### TASK INSTRUCTIONS
Exactly the lines from the one containing "Extract the structured" through the end of the data below are to be reproduced, and nothing besides them.

### DATA SECTION
— Begin —

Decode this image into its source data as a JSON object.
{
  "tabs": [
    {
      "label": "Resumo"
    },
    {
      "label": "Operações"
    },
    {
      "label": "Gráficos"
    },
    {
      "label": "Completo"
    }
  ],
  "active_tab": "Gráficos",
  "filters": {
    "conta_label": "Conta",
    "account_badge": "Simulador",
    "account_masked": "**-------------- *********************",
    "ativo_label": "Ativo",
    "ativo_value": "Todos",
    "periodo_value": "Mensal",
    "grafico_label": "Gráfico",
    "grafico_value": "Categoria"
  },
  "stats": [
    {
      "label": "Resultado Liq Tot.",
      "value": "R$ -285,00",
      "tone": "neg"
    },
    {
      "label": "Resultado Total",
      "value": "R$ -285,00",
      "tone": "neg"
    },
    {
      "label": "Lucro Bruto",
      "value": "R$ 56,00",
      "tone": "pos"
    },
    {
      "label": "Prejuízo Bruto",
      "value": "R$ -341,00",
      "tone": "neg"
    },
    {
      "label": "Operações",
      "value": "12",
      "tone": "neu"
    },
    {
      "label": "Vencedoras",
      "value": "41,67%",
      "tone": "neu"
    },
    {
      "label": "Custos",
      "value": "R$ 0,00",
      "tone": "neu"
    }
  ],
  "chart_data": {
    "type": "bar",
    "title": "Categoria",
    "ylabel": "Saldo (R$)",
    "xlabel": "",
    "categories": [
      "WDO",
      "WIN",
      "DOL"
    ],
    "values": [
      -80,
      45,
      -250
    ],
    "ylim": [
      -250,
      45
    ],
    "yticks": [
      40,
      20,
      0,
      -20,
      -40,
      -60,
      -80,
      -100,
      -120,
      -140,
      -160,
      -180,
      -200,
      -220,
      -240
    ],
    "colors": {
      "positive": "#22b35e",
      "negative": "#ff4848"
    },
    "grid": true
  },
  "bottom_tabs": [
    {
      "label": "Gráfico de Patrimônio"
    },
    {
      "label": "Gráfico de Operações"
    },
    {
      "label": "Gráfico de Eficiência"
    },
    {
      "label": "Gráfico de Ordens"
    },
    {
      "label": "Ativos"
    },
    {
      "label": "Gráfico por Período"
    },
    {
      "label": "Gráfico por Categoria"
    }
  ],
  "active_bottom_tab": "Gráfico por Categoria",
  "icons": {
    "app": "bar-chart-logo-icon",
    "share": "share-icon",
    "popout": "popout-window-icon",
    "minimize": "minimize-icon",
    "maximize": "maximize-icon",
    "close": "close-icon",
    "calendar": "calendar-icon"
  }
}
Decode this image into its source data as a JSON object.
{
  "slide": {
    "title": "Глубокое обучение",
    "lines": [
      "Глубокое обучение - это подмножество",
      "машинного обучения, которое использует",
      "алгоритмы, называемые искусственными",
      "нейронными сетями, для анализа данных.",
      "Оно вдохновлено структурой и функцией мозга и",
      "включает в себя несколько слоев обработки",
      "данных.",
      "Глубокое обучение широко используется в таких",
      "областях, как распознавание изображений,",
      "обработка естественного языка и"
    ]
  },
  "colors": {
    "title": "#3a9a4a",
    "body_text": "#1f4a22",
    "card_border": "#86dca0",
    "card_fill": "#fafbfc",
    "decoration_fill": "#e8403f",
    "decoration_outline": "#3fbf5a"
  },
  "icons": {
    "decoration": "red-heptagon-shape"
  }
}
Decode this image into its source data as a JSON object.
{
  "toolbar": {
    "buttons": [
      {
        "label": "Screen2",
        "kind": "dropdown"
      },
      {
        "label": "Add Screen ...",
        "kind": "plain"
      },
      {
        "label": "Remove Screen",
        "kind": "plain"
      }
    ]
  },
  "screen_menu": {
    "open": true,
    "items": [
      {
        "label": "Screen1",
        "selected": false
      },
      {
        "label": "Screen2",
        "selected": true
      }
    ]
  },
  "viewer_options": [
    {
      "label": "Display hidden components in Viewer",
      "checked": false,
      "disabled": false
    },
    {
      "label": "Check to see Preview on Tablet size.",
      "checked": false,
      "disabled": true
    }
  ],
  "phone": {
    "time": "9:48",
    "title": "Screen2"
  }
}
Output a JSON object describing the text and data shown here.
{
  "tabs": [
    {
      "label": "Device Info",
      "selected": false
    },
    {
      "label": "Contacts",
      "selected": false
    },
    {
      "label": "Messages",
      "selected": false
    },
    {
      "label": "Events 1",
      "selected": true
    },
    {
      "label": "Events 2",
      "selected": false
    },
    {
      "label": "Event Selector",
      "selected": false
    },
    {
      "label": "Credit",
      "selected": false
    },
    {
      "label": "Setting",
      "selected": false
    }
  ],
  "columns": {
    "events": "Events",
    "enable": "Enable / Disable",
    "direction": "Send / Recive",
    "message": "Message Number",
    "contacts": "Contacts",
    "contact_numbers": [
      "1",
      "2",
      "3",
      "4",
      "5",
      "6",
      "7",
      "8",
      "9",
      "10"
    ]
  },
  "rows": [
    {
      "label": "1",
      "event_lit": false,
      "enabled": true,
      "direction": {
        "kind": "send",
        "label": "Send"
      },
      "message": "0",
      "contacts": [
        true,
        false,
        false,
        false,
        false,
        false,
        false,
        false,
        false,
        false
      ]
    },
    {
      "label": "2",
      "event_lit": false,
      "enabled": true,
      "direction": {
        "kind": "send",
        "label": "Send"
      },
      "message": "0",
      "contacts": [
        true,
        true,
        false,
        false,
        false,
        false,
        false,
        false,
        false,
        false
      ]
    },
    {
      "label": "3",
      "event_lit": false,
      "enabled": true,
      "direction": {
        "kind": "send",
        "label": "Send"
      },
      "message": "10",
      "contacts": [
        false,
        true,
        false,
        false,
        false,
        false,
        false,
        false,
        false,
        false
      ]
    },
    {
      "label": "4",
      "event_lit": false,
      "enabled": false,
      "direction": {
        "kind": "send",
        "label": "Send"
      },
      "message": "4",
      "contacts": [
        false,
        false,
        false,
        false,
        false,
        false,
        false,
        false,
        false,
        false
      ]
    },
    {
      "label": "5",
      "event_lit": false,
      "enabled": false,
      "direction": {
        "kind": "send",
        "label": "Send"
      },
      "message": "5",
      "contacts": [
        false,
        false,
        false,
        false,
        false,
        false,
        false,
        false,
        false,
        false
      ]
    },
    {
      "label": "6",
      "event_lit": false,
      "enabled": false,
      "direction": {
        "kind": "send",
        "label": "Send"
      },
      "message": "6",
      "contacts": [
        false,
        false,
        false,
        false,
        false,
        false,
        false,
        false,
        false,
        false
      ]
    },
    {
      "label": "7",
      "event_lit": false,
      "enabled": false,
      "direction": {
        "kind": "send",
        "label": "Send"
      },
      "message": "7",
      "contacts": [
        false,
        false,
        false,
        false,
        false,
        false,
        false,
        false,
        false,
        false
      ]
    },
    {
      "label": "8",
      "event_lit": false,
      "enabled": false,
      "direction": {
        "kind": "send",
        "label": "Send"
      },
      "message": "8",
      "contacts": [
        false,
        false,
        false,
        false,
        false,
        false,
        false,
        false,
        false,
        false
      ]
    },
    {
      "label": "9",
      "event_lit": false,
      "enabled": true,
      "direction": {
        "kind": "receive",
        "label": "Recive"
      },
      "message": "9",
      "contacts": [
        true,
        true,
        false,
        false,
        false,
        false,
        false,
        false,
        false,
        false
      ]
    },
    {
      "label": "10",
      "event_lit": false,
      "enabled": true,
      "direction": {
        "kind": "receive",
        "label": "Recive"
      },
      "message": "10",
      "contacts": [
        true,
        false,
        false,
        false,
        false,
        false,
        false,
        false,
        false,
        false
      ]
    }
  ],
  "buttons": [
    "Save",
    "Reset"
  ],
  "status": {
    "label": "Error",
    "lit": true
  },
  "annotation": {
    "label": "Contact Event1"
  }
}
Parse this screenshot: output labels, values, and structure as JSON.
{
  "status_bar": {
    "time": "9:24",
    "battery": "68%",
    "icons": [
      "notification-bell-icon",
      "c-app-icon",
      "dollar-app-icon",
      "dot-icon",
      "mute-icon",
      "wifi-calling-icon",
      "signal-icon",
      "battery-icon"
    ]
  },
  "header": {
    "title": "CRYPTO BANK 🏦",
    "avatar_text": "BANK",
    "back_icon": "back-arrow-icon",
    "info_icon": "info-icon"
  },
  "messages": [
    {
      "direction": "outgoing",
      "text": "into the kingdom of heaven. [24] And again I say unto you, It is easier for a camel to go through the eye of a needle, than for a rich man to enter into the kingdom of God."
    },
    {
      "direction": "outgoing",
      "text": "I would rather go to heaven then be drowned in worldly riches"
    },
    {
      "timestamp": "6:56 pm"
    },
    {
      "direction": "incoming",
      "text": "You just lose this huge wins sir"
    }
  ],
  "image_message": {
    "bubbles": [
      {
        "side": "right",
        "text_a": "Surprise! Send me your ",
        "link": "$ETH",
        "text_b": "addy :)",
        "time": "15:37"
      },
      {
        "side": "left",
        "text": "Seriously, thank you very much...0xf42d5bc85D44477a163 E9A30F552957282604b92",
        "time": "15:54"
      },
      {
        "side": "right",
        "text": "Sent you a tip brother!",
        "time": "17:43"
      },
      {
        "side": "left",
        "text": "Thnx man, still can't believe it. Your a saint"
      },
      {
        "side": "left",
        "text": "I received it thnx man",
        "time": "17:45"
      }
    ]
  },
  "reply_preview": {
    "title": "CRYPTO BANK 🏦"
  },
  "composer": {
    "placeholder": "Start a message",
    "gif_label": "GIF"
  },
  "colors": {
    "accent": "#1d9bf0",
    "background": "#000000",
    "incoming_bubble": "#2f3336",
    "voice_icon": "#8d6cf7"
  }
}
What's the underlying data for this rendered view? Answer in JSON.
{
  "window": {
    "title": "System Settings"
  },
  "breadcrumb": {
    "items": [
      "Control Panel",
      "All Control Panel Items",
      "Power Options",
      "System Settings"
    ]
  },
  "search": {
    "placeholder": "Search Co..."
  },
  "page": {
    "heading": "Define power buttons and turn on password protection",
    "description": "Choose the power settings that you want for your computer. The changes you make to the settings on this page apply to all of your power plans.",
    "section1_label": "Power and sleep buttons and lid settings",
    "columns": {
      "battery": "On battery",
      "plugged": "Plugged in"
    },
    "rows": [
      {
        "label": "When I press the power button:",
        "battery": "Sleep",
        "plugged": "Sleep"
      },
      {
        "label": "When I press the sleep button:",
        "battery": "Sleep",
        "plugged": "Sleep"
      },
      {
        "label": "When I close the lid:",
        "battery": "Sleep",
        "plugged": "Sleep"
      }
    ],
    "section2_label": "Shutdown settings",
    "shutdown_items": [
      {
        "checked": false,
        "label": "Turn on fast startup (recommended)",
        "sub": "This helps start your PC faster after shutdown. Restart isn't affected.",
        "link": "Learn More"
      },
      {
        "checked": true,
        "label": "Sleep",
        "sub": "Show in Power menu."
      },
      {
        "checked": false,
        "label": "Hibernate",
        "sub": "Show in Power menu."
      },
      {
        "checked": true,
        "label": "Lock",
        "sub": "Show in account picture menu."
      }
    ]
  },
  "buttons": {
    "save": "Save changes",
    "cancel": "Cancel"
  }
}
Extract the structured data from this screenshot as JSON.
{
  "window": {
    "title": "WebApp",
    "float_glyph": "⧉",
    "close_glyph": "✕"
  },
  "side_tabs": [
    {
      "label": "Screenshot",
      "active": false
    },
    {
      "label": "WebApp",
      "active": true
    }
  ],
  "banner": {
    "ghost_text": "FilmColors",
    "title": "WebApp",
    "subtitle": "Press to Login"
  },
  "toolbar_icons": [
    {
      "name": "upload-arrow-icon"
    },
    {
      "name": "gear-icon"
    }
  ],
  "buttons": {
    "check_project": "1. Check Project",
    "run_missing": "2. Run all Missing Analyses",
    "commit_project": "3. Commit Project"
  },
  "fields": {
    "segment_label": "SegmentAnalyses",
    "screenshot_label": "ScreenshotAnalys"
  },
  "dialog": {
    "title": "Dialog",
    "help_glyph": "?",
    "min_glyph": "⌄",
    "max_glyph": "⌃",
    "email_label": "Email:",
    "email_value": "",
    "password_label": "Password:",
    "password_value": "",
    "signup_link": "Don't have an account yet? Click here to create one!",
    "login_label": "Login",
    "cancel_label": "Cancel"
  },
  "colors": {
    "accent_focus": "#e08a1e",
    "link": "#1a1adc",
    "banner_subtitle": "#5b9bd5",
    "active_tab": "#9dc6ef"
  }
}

— End —

### TASK ANSWER
Extract the structured data from this screenshot as JSON.
{
  "window": {
    "title": "WebApp",
    "float_glyph": "⧉",
    "close_glyph": "✕"
  },
  "side_tabs": [
    {
      "label": "Screenshot",
      "active": false
    },
    {
      "label": "WebApp",
      "active": true
    }
  ],
  "banner": {
    "ghost_text": "FilmColors",
    "title": "WebApp",
    "subtitle": "Press to Login"
  },
  "toolbar_icons": [
    {
      "name": "upload-arrow-icon"
    },
    {
      "name": "gear-icon"
    }
  ],
  "buttons": {
    "check_project": "1. Check Project",
    "run_missing": "2. Run all Missing Analyses",
    "commit_project": "3. Commit Project"
  },
  "fields": {
    "segment_label": "SegmentAnalyses",
    "screenshot_label": "ScreenshotAnalys"
  },
  "dialog": {
    "title": "Dialog",
    "help_glyph": "?",
    "min_glyph": "⌄",
    "max_glyph": "⌃",
    "email_label": "Email:",
    "email_value": "",
    "password_label": "Password:",
    "password_value": "",
    "signup_link": "Don't have an account yet? Click here to create one!",
    "login_label": "Login",
    "cancel_label": "Cancel"
  },
  "colors": {
    "accent_focus": "#e08a1e",
    "link": "#1a1adc",
    "banner_subtitle": "#5b9bd5",
    "active_tab": "#9dc6ef"
  }
}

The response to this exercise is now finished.